• _EXERCISE INSTRUCTIONS_
Please output every entry below line for line, without any changes, and leave the pictures out.

--- Begin RAW RECORDS ---

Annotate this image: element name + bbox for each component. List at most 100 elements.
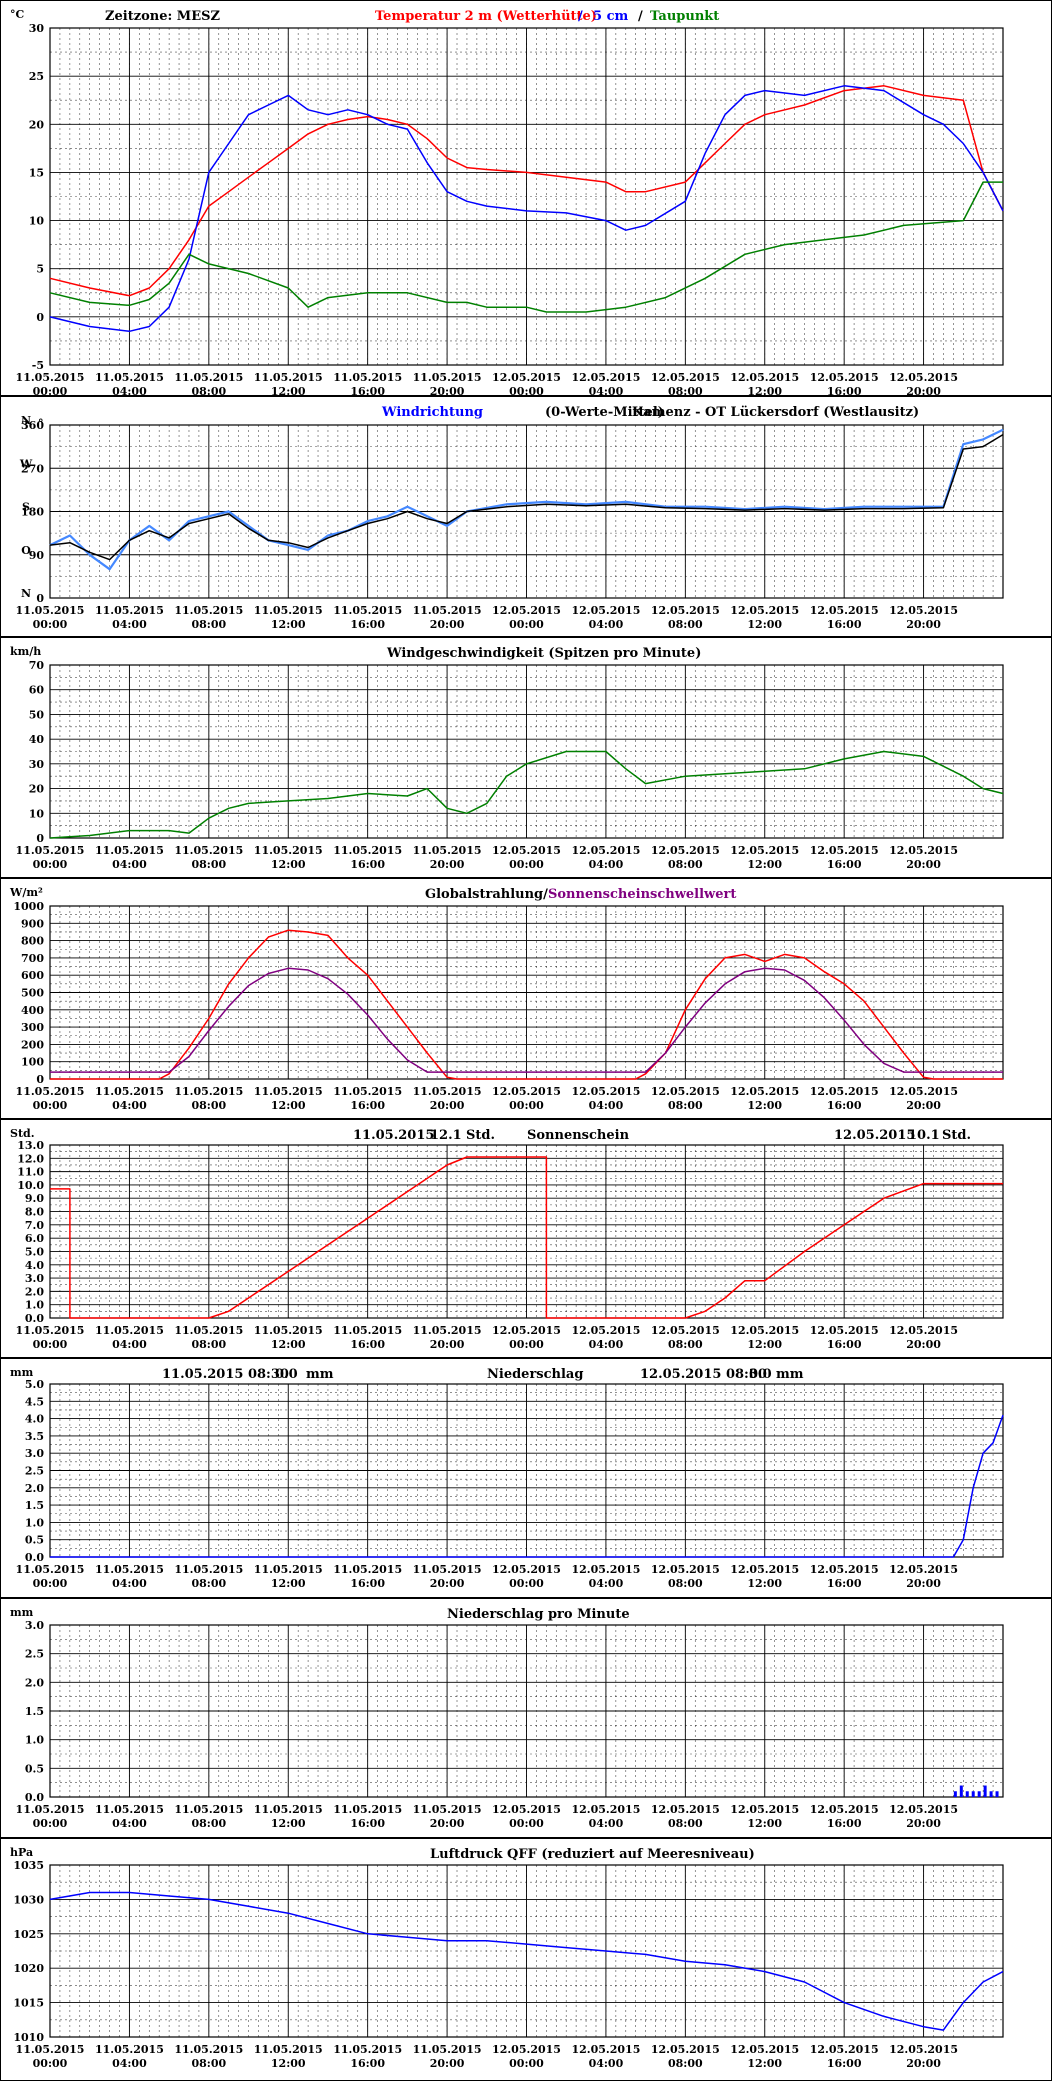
y-tick-label: 1.0 <box>25 1299 44 1312</box>
x-tick-time: 04:00 <box>589 858 624 871</box>
chart-sunshine: 0.01.02.03.04.05.06.07.08.09.010.011.012… <box>0 1118 1052 1351</box>
chart-header-text: Luftdruck QFF (reduziert auf Meeresnivea… <box>430 1847 755 1862</box>
x-tick-time: 16:00 <box>350 1099 385 1112</box>
compass-label: N <box>21 587 31 600</box>
y-tick-label: 4.0 <box>25 1413 44 1426</box>
plot-border <box>49 1864 1004 2038</box>
series-line <box>50 1414 1004 1558</box>
x-tick-time: 20:00 <box>906 1577 941 1590</box>
y-tick-label: 15 <box>29 166 44 179</box>
y-tick-label: 20 <box>29 783 45 796</box>
chart-header-text: / <box>638 9 643 24</box>
x-tick-time: 16:00 <box>350 1577 385 1590</box>
x-tick-date: 11.05.2015 <box>413 604 482 617</box>
x-tick-date: 12.05.2015 <box>651 604 720 617</box>
y-tick-label: 70 <box>29 659 45 672</box>
compass-label: S <box>22 501 30 514</box>
x-tick-time: 20:00 <box>430 618 465 631</box>
x-tick-date: 11.05.2015 <box>16 1085 85 1098</box>
y-tick-label: 0 <box>36 832 44 845</box>
x-tick-time: 08:00 <box>668 618 703 631</box>
x-tick-time: 08:00 <box>191 858 226 871</box>
x-tick-date: 12.05.2015 <box>492 1563 561 1576</box>
y-tick-label: 1000 <box>13 900 44 913</box>
y-tick-label: 60 <box>29 684 45 697</box>
x-tick-time: 00:00 <box>509 1099 544 1112</box>
y-tick-label: 1.5 <box>25 1705 44 1718</box>
series-line <box>49 1891 1004 2031</box>
x-tick-date: 12.05.2015 <box>810 1324 879 1337</box>
x-tick-date: 11.05.2015 <box>333 371 402 384</box>
y-tick-label: 3.0 <box>25 1619 44 1632</box>
x-tick-date: 12.05.2015 <box>651 371 720 384</box>
y-tick-label: 1.5 <box>25 1499 44 1512</box>
y-tick-label: 30 <box>29 758 45 771</box>
y-tick-label: 700 <box>21 952 44 965</box>
x-tick-date: 11.05.2015 <box>16 604 85 617</box>
x-tick-date: 11.05.2015 <box>333 1324 402 1337</box>
x-tick-time: 12:00 <box>747 2057 782 2070</box>
plot-border <box>49 424 1004 599</box>
unit-label: °C <box>10 8 25 21</box>
y-tick-label: 270 <box>21 462 44 475</box>
x-tick-date: 11.05.2015 <box>174 844 243 857</box>
x-tick-time: 08:00 <box>191 618 226 631</box>
x-tick-date: 11.05.2015 <box>16 1324 85 1337</box>
x-tick-date: 11.05.2015 <box>333 604 402 617</box>
y-tick-label: 1030 <box>13 1893 44 1906</box>
x-tick-date: 12.05.2015 <box>651 1563 720 1576</box>
x-tick-time: 00:00 <box>33 1817 68 1830</box>
chart-header-text: 12.05.2015 <box>834 1128 915 1143</box>
chart-header-text: Windrichtung <box>381 405 483 420</box>
x-tick-time: 04:00 <box>112 1577 147 1590</box>
x-tick-date: 12.05.2015 <box>810 1803 879 1816</box>
chart-header-text: Temperatur 2 m (Wetterhütte) <box>375 9 597 24</box>
unit-label: Std. <box>10 1127 35 1140</box>
x-tick-date: 12.05.2015 <box>651 844 720 857</box>
x-tick-date: 12.05.2015 <box>730 2043 799 2056</box>
x-tick-time: 08:00 <box>668 1817 703 1830</box>
chart-header-text: Globalstrahlung/ <box>425 887 548 902</box>
y-tick-label: 0.5 <box>25 1762 44 1775</box>
x-tick-date: 12.05.2015 <box>492 2043 561 2056</box>
y-tick-label: 13.0 <box>17 1139 44 1152</box>
series-line <box>50 967 1003 1073</box>
series-line <box>50 929 1003 1080</box>
x-tick-time: 12:00 <box>271 385 306 398</box>
x-tick-time: 20:00 <box>430 1817 465 1830</box>
x-tick-date: 11.05.2015 <box>95 1803 164 1816</box>
chart-header-text: 12.05.2015 08:30 <box>640 1367 767 1382</box>
x-tick-date: 12.05.2015 <box>571 604 640 617</box>
x-tick-time: 08:00 <box>668 385 703 398</box>
x-tick-time: 04:00 <box>589 1338 624 1351</box>
x-tick-date: 11.05.2015 <box>254 1085 323 1098</box>
x-tick-date: 11.05.2015 <box>174 1324 243 1337</box>
y-tick-label: 1015 <box>13 1997 44 2010</box>
series-line <box>49 433 1004 561</box>
x-tick-time: 12:00 <box>747 385 782 398</box>
chart-header-text: 5 cm <box>593 9 628 24</box>
x-tick-time: 20:00 <box>906 385 941 398</box>
x-tick-time: 12:00 <box>747 1338 782 1351</box>
x-tick-date: 12.05.2015 <box>889 1803 958 1816</box>
y-tick-label: 400 <box>21 1004 44 1017</box>
x-tick-time: 08:00 <box>191 1099 226 1112</box>
chart-header-text: Niederschlag <box>487 1367 583 1382</box>
x-tick-date: 11.05.2015 <box>16 1803 85 1816</box>
y-tick-label: 2.0 <box>25 1285 44 1298</box>
x-tick-time: 12:00 <box>271 858 306 871</box>
x-tick-date: 11.05.2015 <box>174 1085 243 1098</box>
chart-header-text: Taupunkt <box>650 9 719 24</box>
x-tick-date: 12.05.2015 <box>889 1085 958 1098</box>
unit-label: mm <box>10 1366 34 1379</box>
y-tick-label: 2.5 <box>25 1465 44 1478</box>
y-tick-label: 500 <box>21 987 44 1000</box>
chart-header-text: (0-Werte-Mittel) <box>545 405 664 420</box>
x-tick-date: 11.05.2015 <box>95 1563 164 1576</box>
chart-header-text: Std. <box>466 1128 495 1143</box>
x-tick-time: 00:00 <box>509 1577 544 1590</box>
y-tick-label: 360 <box>21 419 44 432</box>
x-tick-date: 12.05.2015 <box>889 2043 958 2056</box>
x-tick-date: 12.05.2015 <box>889 844 958 857</box>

--- End RAW RECORDS ---

• _PROBLEM SOLUTION_
Annotate this image: element name + bbox for each component. List at most 100 elements.
y-tick-label: 1.0 <box>25 1299 44 1312</box>
x-tick-time: 04:00 <box>589 858 624 871</box>
chart-sunshine: 0.01.02.03.04.05.06.07.08.09.010.011.012… <box>0 1118 1052 1351</box>
chart-header-text: Luftdruck QFF (reduziert auf Meeresnivea… <box>430 1847 755 1862</box>
x-tick-time: 16:00 <box>350 1099 385 1112</box>
compass-label: N <box>21 587 31 600</box>
y-tick-label: 4.0 <box>25 1413 44 1426</box>
plot-border <box>49 1864 1004 2038</box>
series-line <box>50 1414 1004 1558</box>
x-tick-time: 20:00 <box>906 1577 941 1590</box>
y-tick-label: 15 <box>29 166 44 179</box>
y-tick-label: 20 <box>29 783 45 796</box>
chart-header-text: / <box>638 9 643 24</box>
x-tick-time: 16:00 <box>350 1577 385 1590</box>
x-tick-date: 11.05.2015 <box>413 604 482 617</box>
x-tick-date: 12.05.2015 <box>651 604 720 617</box>
y-tick-label: 70 <box>29 659 45 672</box>
compass-label: S <box>22 501 30 514</box>
x-tick-time: 20:00 <box>430 618 465 631</box>
x-tick-date: 11.05.2015 <box>16 1085 85 1098</box>
y-tick-label: 0 <box>36 832 44 845</box>
x-tick-time: 08:00 <box>668 618 703 631</box>
x-tick-time: 08:00 <box>191 858 226 871</box>
x-tick-date: 12.05.2015 <box>492 1563 561 1576</box>
y-tick-label: 1000 <box>13 900 44 913</box>
y-tick-label: 60 <box>29 684 45 697</box>
x-tick-time: 00:00 <box>509 1099 544 1112</box>
y-tick-label: 1.5 <box>25 1705 44 1718</box>
series-line <box>49 1891 1004 2031</box>
x-tick-date: 12.05.2015 <box>810 1324 879 1337</box>
x-tick-date: 11.05.2015 <box>333 371 402 384</box>
y-tick-label: 3.0 <box>25 1619 44 1632</box>
x-tick-date: 12.05.2015 <box>651 371 720 384</box>
y-tick-label: 1.5 <box>25 1499 44 1512</box>
y-tick-label: 30 <box>29 758 45 771</box>
y-tick-label: 700 <box>21 952 44 965</box>
x-tick-date: 11.05.2015 <box>16 604 85 617</box>
x-tick-date: 11.05.2015 <box>333 1324 402 1337</box>
x-tick-time: 12:00 <box>747 2057 782 2070</box>
plot-border <box>49 424 1004 599</box>
unit-label: °C <box>10 8 25 21</box>
y-tick-label: 270 <box>21 462 44 475</box>
x-tick-date: 11.05.2015 <box>174 844 243 857</box>
x-tick-time: 08:00 <box>191 618 226 631</box>
x-tick-date: 11.05.2015 <box>16 1324 85 1337</box>
x-tick-date: 11.05.2015 <box>333 604 402 617</box>
y-tick-label: 1030 <box>13 1893 44 1906</box>
x-tick-date: 12.05.2015 <box>651 1563 720 1576</box>
x-tick-time: 00:00 <box>33 1817 68 1830</box>
chart-header-text: 12.05.2015 <box>834 1128 915 1143</box>
chart-header-text: Windrichtung <box>381 405 483 420</box>
x-tick-time: 04:00 <box>112 1577 147 1590</box>
x-tick-date: 12.05.2015 <box>810 1803 879 1816</box>
chart-header-text: Temperatur 2 m (Wetterhütte) <box>375 9 597 24</box>
unit-label: Std. <box>10 1127 35 1140</box>
x-tick-date: 12.05.2015 <box>651 844 720 857</box>
x-tick-date: 12.05.2015 <box>730 2043 799 2056</box>
x-tick-time: 08:00 <box>668 1817 703 1830</box>
chart-header-text: Globalstrahlung/ <box>425 887 548 902</box>
y-tick-label: 0.5 <box>25 1762 44 1775</box>
x-tick-date: 12.05.2015 <box>492 2043 561 2056</box>
y-tick-label: 13.0 <box>17 1139 44 1152</box>
series-line <box>50 967 1003 1073</box>
series-line <box>50 929 1003 1080</box>
x-tick-time: 12:00 <box>271 385 306 398</box>
x-tick-time: 20:00 <box>430 1817 465 1830</box>
x-tick-date: 11.05.2015 <box>95 1803 164 1816</box>
chart-header-text: 12.05.2015 08:30 <box>640 1367 767 1382</box>
x-tick-date: 12.05.2015 <box>571 604 640 617</box>
x-tick-time: 08:00 <box>668 385 703 398</box>
x-tick-time: 04:00 <box>589 1338 624 1351</box>
x-tick-date: 11.05.2015 <box>254 1085 323 1098</box>
x-tick-date: 11.05.2015 <box>174 1324 243 1337</box>
y-tick-label: 1015 <box>13 1997 44 2010</box>
series-line <box>49 433 1004 561</box>
x-tick-time: 12:00 <box>747 385 782 398</box>
chart-header-text: 5 cm <box>593 9 628 24</box>
x-tick-time: 20:00 <box>906 385 941 398</box>
x-tick-time: 12:00 <box>747 1338 782 1351</box>
x-tick-date: 12.05.2015 <box>889 1803 958 1816</box>
y-tick-label: 400 <box>21 1004 44 1017</box>
x-tick-time: 08:00 <box>191 1099 226 1112</box>
chart-header-text: Niederschlag <box>487 1367 583 1382</box>
x-tick-date: 11.05.2015 <box>16 1803 85 1816</box>
y-tick-label: 2.0 <box>25 1285 44 1298</box>
x-tick-time: 12:00 <box>271 858 306 871</box>
x-tick-date: 11.05.2015 <box>174 1085 243 1098</box>
chart-header-text: Taupunkt <box>650 9 719 24</box>
x-tick-date: 12.05.2015 <box>889 1085 958 1098</box>
unit-label: mm <box>10 1366 34 1379</box>
y-tick-label: 2.5 <box>25 1465 44 1478</box>
y-tick-label: 500 <box>21 987 44 1000</box>
chart-header-text: (0-Werte-Mittel) <box>545 405 664 420</box>
x-tick-date: 11.05.2015 <box>95 1563 164 1576</box>
chart-header-text: Std. <box>466 1128 495 1143</box>
x-tick-time: 00:00 <box>509 1577 544 1590</box>
y-tick-label: 360 <box>21 419 44 432</box>
x-tick-date: 12.05.2015 <box>889 2043 958 2056</box>
x-tick-date: 12.05.2015 <box>889 844 958 857</box>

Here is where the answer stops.